Request: Render every line of the records below as a Markdown table with two columns, Row (a running row number) and Line (the line itself), and omit blank lines. Leave the pictures out of the table.

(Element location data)
:::
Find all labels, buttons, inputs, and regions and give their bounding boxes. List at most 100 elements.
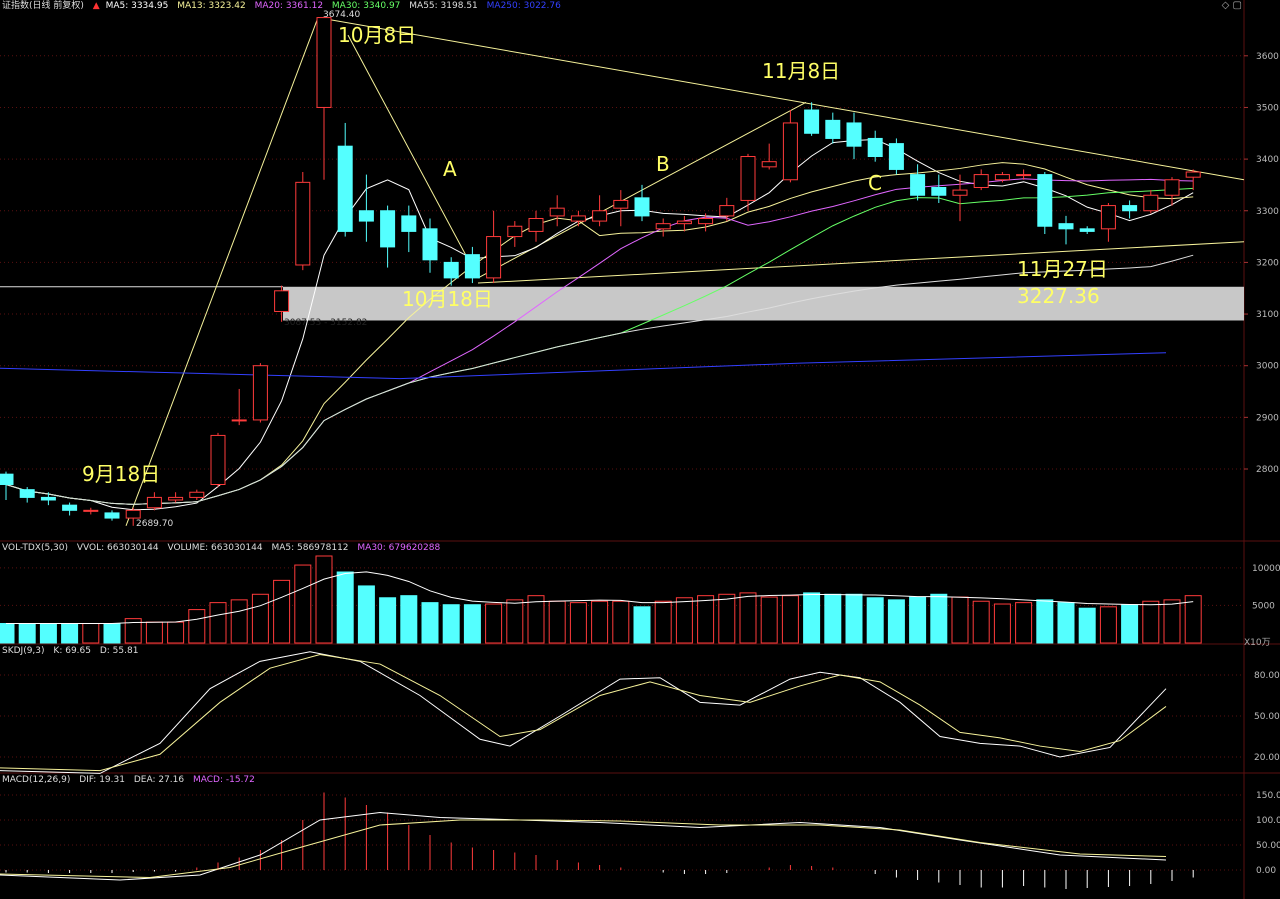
price-tick-label: 2800 (1256, 465, 1279, 475)
volume-header: VOL-TDX(5,30) VVOL: 663030144 VOLUME: 66… (2, 542, 446, 554)
ma20-line (5, 178, 1194, 505)
ma55-line (5, 254, 1194, 505)
annotation-oct8: 10月8日 (338, 23, 417, 47)
price-tick-label: 3500 (1256, 103, 1279, 113)
volume-bar (612, 600, 630, 644)
volume-bar (1036, 599, 1054, 644)
candle-body (210, 434, 226, 485)
volume-bar (675, 597, 693, 644)
candle-body (1016, 174, 1032, 177)
volume-ma5-line (6, 571, 1194, 625)
candle-body (825, 119, 841, 139)
volume-bar (569, 602, 587, 644)
annotation-oct18: 10月18日 (402, 287, 493, 311)
volume-bar (527, 595, 545, 644)
macd-dif-line (0, 811, 1167, 881)
volume-bar (442, 604, 460, 644)
candle-body (1185, 171, 1201, 178)
volume-bar (485, 603, 503, 644)
price-tick-label: 3200 (1256, 258, 1279, 268)
candle-body (549, 207, 565, 217)
macd-tick-label: 0.00 (1256, 866, 1276, 876)
kdj-name: SKDJ(9,3) (2, 646, 45, 656)
ma5-line (5, 138, 1194, 511)
candle-body (1143, 194, 1159, 212)
candle-body (295, 181, 311, 266)
candle-body (952, 189, 968, 196)
candle-body (104, 512, 120, 519)
ma13-legend: MA13: 3323.42 (177, 1, 246, 11)
candle-body (804, 109, 820, 134)
volume-bar (39, 623, 57, 644)
volume-bar (421, 602, 439, 644)
kdj-tick-label: 20.00 (1254, 753, 1280, 763)
candle-body (40, 496, 56, 501)
volume-bar (760, 596, 778, 644)
up-arrow-icon: ▲ (92, 1, 100, 11)
kdj-tick-label: 50.00 (1254, 712, 1280, 722)
annotation-nov27: 11月27日 (1017, 257, 1108, 281)
support-band (283, 286, 1244, 321)
annotation-nov27-value: 3227.36 (1017, 284, 1100, 308)
volume-bar (993, 603, 1011, 644)
volume-tick-label: 5000 (1252, 601, 1275, 611)
annotation-b: B (656, 152, 670, 176)
kdj-tick-label: 80.00 (1254, 671, 1280, 681)
kdj-k: K: 69.65 (53, 646, 91, 656)
vol-vvol: VVOL: 663030144 (76, 543, 159, 553)
annotation-nov8: 11月8日 (762, 59, 841, 83)
macd-dea: DEA: 27.16 (133, 775, 185, 785)
candle-body (19, 489, 35, 498)
macd-tick-label: 50.00 (1256, 841, 1280, 851)
volume-bar (718, 593, 736, 644)
macd-tick-label: 100.00 (1256, 816, 1280, 826)
candle-body (62, 504, 78, 511)
price-tick-label: 3300 (1256, 207, 1279, 217)
candle-body (401, 215, 417, 232)
volume-bar (294, 564, 312, 644)
candle-body (231, 419, 247, 422)
candle-body (613, 199, 629, 209)
vol-volume: VOLUME: 663030144 (167, 543, 263, 553)
volume-bar (0, 623, 15, 644)
volume-bar (887, 599, 905, 644)
annotation-sep18: 9月18日 (82, 462, 161, 486)
window-control-icon[interactable]: ◇ ▢ (1221, 0, 1242, 11)
candle-body (274, 290, 290, 312)
price-tick-label: 3400 (1256, 155, 1279, 165)
volume-bar (909, 596, 927, 644)
price-title: 证指数(日线 前复权) (2, 1, 84, 11)
ma250-line (0, 352, 1167, 380)
volume-bar (654, 600, 672, 644)
volume-bar (1184, 595, 1202, 644)
candle-body (973, 174, 989, 189)
ma5-legend: MA5: 3334.95 (105, 1, 169, 11)
vol-ma30: MA30: 679620288 (357, 543, 441, 553)
candle-body (740, 156, 756, 201)
volume-bar (379, 597, 397, 644)
volume-bar (972, 600, 990, 644)
price-tick-label: 3100 (1256, 310, 1279, 320)
volume-bar (739, 592, 757, 644)
volume-bar (167, 621, 185, 644)
candle-body (994, 174, 1010, 181)
volume-bar (336, 571, 354, 644)
candle-body (252, 365, 268, 421)
volume-bar (1078, 607, 1096, 644)
price-tick-label: 3600 (1256, 52, 1279, 62)
volume-bar (1057, 602, 1075, 644)
candle-body (570, 215, 586, 222)
volume-bar (230, 599, 248, 644)
candle-body (761, 161, 777, 168)
candle-body (1164, 179, 1180, 196)
volume-bar (803, 592, 821, 644)
volume-bar (930, 593, 948, 644)
candle-body (464, 254, 480, 279)
macd-name: MACD(12,26,9) (2, 775, 71, 785)
candle-body (168, 496, 184, 501)
candle-body (443, 261, 459, 279)
candle-body (1100, 205, 1116, 230)
candle-body (316, 17, 332, 108)
volume-bar (61, 623, 79, 644)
:::
The output:
| Row | Line |
|---|---|
| 1 | Find all labels, buttons, inputs, and regions and give their bounding boxes. List at most 100 elements. |
| 2 | price-tick-label: 2800 (1256, 465, 1279, 475) |
| 3 | volume-header: VOL-TDX(5,30) VVOL: 663030144 VOLUME: 66… (2, 542, 446, 554) |
| 4 | ma20-line (5, 178, 1194, 505) |
| 5 | ma55-line (5, 254, 1194, 505) |
| 6 | annotation-oct8: 10月8日 (338, 23, 417, 47) |
| 7 | price-tick-label: 3500 (1256, 103, 1279, 113) |
| 8 | volume-bar (612, 600, 630, 644) |
| 9 | volume-bar (1036, 599, 1054, 644) |
| 10 | candle-body (210, 434, 226, 485) |
| 11 | volume-bar (675, 597, 693, 644) |
| 12 | candle-body (1016, 174, 1032, 177) |
| 13 | volume-ma5-line (6, 571, 1194, 625) |
| 14 | candle-body (825, 119, 841, 139) |
| 15 | volume-bar (569, 602, 587, 644) |
| 16 | annotation-oct18: 10月18日 (402, 287, 493, 311) |
| 17 | volume-bar (527, 595, 545, 644) |
| 18 | macd-dif-line (0, 811, 1167, 881) |
| 19 | volume-bar (442, 604, 460, 644) |
| 20 | candle-body (1185, 171, 1201, 178) |
| 21 | volume-bar (485, 603, 503, 644) |
| 22 | price-tick-label: 3200 (1256, 258, 1279, 268) |
| 23 | candle-body (549, 207, 565, 217) |
| 24 | macd-tick-label: 0.00 (1256, 866, 1276, 876) |
| 25 | kdj-name: SKDJ(9,3) (2, 646, 45, 656) |
| 26 | ma5-line (5, 138, 1194, 511) |
| 27 | candle-body (1143, 194, 1159, 212) |
| 28 | candle-body (295, 181, 311, 266) |
| 29 | candle-body (952, 189, 968, 196) |
| 30 | candle-body (104, 512, 120, 519) |
| 31 | ma13-legend: MA13: 3323.42 (177, 1, 246, 11) |
| 32 | candle-body (804, 109, 820, 134) |
| 33 | volume-bar (39, 623, 57, 644) |
| 34 | volume-bar (421, 602, 439, 644) |
| 35 | kdj-tick-label: 20.00 (1254, 753, 1280, 763) |
| 36 | candle-body (40, 496, 56, 501) |
| 37 | volume-bar (760, 596, 778, 644) |
| 38 | up-arrow-icon: ▲ (92, 1, 100, 11) |
| 39 | kdj-tick-label: 50.00 (1254, 712, 1280, 722) |
| 40 | annotation-nov27: 11月27日 (1017, 257, 1108, 281) |
| 41 | support-band (283, 286, 1244, 321) |
| 42 | annotation-nov27-value: 3227.36 (1017, 284, 1100, 308) |
| 43 | volume-bar (993, 603, 1011, 644) |
| 44 | volume-tick-label: 5000 (1252, 601, 1275, 611) |
| 45 | annotation-b: B (656, 152, 670, 176) |
| 46 | kdj-tick-label: 80.00 (1254, 671, 1280, 681) |
| 47 | kdj-k: K: 69.65 (53, 646, 91, 656) |
| 48 | vol-vvol: VVOL: 663030144 (76, 543, 159, 553) |
| 49 | annotation-nov8: 11月8日 (762, 59, 841, 83) |
| 50 | macd-dea: DEA: 27.16 (133, 775, 185, 785) |
| 51 | candle-body (19, 489, 35, 498) |
| 52 | macd-tick-label: 50.00 (1256, 841, 1280, 851) |
| 53 | volume-bar (718, 593, 736, 644) |
| 54 | macd-tick-label: 100.00 (1256, 816, 1280, 826) |
| 55 | candle-body (62, 504, 78, 511) |
| 56 | price-tick-label: 3300 (1256, 207, 1279, 217) |
| 57 | candle-body (401, 215, 417, 232) |
| 58 | volume-bar (294, 564, 312, 644) |
| 59 | candle-body (231, 419, 247, 422) |
| 60 | candle-body (613, 199, 629, 209) |
| 61 | vol-volume: VOLUME: 663030144 (167, 543, 263, 553) |
| 62 | volume-bar (0, 623, 15, 644) |
| 63 | volume-bar (887, 599, 905, 644) |
| 64 | annotation-sep18: 9月18日 (82, 462, 161, 486) |
| 65 | window-control-icon[interactable]: ◇ ▢ (1221, 0, 1242, 11) |
| 66 | candle-body (274, 290, 290, 312) |
| 67 | price-tick-label: 3400 (1256, 155, 1279, 165) |
| 68 | volume-bar (909, 596, 927, 644) |
| 69 | price-title: 证指数(日线 前复权) (2, 1, 84, 11) |
| 70 | ma250-line (0, 352, 1167, 380) |
| 71 | volume-bar (654, 600, 672, 644) |
| 72 | volume-bar (1184, 595, 1202, 644) |
| 73 | candle-body (973, 174, 989, 189) |
| 74 | ma5-legend: MA5: 3334.95 (105, 1, 169, 11) |
| 75 | vol-ma30: MA30: 679620288 (357, 543, 441, 553) |
| 76 | candle-body (740, 156, 756, 201) |
| 77 | volume-bar (379, 597, 397, 644) |
| 78 | volume-bar (972, 600, 990, 644) |
| 79 | price-tick-label: 3100 (1256, 310, 1279, 320) |
| 80 | volume-bar (739, 592, 757, 644) |
| 81 | volume-bar (167, 621, 185, 644) |
| 82 | candle-body (994, 174, 1010, 181) |
| 83 | volume-bar (336, 571, 354, 644) |
| 84 | candle-body (252, 365, 268, 421) |
| 85 | volume-bar (1078, 607, 1096, 644) |
| 86 | price-tick-label: 3600 (1256, 52, 1279, 62) |
| 87 | volume-bar (1057, 602, 1075, 644) |
| 88 | candle-body (570, 215, 586, 222) |
| 89 | volume-bar (230, 599, 248, 644) |
| 90 | candle-body (761, 161, 777, 168) |
| 91 | candle-body (1164, 179, 1180, 196) |
| 92 | volume-bar (803, 592, 821, 644) |
| 93 | volume-bar (930, 593, 948, 644) |
| 94 | candle-body (464, 254, 480, 279) |
| 95 | macd-name: MACD(12,26,9) (2, 775, 71, 785) |
| 96 | candle-body (168, 496, 184, 501) |
| 97 | candle-body (443, 261, 459, 279) |
| 98 | candle-body (1100, 205, 1116, 230) |
| 99 | candle-body (316, 17, 332, 108) |
| 100 | volume-bar (61, 623, 79, 644) |